> [Instructions for the task]: Put the lines of the entries below into a JSON list of strings, one string per line with blank lines left out. Cover only the part running from the start of the entries through the line that contains "verse-2-second-hemistich: فإن على", both ends included.

Stored items
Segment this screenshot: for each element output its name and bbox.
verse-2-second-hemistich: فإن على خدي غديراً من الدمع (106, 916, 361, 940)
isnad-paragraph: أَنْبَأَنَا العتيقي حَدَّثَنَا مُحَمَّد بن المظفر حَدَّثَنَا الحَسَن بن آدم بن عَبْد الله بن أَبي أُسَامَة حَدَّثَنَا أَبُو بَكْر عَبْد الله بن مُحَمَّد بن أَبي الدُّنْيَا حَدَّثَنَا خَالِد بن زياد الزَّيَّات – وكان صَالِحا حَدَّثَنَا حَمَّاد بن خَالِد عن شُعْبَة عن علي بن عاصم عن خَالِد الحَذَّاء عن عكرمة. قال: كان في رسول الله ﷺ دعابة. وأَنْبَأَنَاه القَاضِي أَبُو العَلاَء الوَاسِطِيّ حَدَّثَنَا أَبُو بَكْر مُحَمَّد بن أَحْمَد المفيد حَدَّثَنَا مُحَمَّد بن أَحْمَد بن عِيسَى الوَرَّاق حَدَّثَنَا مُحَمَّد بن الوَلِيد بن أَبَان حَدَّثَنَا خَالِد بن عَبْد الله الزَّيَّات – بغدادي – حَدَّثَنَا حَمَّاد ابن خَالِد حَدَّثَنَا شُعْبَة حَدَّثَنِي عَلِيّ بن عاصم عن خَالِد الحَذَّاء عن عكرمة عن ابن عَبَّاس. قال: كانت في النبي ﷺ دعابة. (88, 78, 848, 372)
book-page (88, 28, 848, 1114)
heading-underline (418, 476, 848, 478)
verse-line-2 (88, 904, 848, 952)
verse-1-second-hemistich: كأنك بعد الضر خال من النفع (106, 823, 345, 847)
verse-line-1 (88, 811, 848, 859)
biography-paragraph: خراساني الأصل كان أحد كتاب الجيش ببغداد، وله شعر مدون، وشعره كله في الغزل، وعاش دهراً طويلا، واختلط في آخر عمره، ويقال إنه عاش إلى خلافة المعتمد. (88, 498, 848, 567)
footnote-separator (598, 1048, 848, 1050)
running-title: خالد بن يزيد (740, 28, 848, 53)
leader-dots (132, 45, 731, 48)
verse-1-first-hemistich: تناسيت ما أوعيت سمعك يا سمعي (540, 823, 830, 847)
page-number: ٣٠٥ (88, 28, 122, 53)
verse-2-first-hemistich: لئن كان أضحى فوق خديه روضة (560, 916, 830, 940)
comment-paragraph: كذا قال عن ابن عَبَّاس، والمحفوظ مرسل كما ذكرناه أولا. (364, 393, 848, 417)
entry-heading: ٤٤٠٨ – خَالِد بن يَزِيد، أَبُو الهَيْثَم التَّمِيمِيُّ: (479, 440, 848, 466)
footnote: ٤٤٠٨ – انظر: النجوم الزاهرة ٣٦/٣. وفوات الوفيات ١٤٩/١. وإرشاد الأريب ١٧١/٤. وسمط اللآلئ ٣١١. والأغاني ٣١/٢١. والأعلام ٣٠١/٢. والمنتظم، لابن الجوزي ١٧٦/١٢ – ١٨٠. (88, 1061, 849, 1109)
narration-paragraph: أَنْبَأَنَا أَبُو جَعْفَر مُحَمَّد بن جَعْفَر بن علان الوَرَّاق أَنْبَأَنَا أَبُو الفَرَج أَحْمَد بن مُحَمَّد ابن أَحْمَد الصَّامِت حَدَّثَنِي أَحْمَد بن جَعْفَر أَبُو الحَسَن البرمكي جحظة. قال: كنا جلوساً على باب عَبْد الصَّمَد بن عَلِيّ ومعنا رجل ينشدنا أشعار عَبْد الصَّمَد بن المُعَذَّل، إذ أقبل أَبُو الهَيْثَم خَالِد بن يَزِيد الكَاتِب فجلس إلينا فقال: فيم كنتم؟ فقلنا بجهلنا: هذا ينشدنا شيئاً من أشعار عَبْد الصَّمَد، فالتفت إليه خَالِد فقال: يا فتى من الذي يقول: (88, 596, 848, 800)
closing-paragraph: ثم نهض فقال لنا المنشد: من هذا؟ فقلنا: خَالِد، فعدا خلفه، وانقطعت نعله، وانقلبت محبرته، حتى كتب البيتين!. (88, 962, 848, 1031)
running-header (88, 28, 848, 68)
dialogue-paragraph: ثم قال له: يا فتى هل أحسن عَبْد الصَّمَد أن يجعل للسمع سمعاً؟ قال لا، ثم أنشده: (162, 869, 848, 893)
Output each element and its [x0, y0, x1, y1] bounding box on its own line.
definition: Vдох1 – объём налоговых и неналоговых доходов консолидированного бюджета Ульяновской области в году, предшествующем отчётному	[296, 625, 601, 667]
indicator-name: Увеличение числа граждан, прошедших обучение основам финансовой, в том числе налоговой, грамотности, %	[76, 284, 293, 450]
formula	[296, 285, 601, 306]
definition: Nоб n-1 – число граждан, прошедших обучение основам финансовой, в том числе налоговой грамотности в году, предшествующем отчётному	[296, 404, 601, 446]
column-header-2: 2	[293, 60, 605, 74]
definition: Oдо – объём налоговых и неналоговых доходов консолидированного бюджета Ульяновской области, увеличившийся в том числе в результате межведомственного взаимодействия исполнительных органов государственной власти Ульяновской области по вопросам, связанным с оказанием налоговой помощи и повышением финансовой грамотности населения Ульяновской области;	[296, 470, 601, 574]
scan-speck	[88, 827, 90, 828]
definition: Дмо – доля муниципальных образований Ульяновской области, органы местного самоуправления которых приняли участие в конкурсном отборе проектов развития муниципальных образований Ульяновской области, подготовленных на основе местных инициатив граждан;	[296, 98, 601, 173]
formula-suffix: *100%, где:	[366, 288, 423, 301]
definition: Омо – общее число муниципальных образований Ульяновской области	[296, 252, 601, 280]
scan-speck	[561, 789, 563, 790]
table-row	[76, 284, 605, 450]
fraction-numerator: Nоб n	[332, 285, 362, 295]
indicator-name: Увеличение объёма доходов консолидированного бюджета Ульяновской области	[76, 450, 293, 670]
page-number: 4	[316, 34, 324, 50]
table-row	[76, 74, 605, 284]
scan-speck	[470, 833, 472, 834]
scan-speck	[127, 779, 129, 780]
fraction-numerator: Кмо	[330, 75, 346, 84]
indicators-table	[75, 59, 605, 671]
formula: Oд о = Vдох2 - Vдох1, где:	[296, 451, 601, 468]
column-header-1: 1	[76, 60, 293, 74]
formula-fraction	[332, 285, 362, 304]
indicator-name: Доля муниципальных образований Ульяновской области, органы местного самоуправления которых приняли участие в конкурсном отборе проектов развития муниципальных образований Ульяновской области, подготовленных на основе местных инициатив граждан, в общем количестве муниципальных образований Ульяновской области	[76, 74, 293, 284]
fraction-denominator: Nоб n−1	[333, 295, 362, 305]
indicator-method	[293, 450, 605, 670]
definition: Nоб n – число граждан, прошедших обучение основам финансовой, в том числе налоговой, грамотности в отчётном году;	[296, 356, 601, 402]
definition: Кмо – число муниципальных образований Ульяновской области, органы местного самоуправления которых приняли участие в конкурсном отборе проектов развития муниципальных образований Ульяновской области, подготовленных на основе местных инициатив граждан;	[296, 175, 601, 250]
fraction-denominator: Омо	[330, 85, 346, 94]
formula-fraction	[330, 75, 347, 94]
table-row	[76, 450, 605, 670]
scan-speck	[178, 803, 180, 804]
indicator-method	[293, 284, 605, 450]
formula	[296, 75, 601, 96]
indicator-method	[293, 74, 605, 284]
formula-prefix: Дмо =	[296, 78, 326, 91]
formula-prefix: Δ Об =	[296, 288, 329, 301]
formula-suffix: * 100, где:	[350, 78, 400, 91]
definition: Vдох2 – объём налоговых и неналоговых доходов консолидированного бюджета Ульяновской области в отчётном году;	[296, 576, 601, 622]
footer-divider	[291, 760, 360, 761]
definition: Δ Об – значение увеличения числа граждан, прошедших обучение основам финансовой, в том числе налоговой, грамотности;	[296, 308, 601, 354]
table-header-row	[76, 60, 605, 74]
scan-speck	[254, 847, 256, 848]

> [Full response]:
[
  "Segment this screenshot: for each element output its name and bbox.",
  "verse-2-second-hemistich: فإن على خدي غديراً من الدمع (106, 916, 361, 940)"
]